───── Source records
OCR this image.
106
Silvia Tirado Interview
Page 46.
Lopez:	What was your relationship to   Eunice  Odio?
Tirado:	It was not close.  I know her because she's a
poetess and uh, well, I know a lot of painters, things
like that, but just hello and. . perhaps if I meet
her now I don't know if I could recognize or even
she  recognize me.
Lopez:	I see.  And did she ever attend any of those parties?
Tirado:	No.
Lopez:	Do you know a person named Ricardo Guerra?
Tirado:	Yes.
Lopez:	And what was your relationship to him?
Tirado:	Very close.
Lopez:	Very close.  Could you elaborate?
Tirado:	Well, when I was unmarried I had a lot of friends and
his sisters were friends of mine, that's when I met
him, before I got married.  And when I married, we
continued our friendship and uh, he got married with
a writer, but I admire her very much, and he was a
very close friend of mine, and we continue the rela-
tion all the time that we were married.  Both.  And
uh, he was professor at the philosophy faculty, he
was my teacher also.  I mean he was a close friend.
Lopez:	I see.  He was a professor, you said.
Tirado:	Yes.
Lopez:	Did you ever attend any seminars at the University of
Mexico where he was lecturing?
──────────
**What you are asked to do**
Copy all lines from the listing that contain "mine".

**Solution to the problem**
his sisters were friends of mine, that's when I met
very close friend of mine, and we continue the rela-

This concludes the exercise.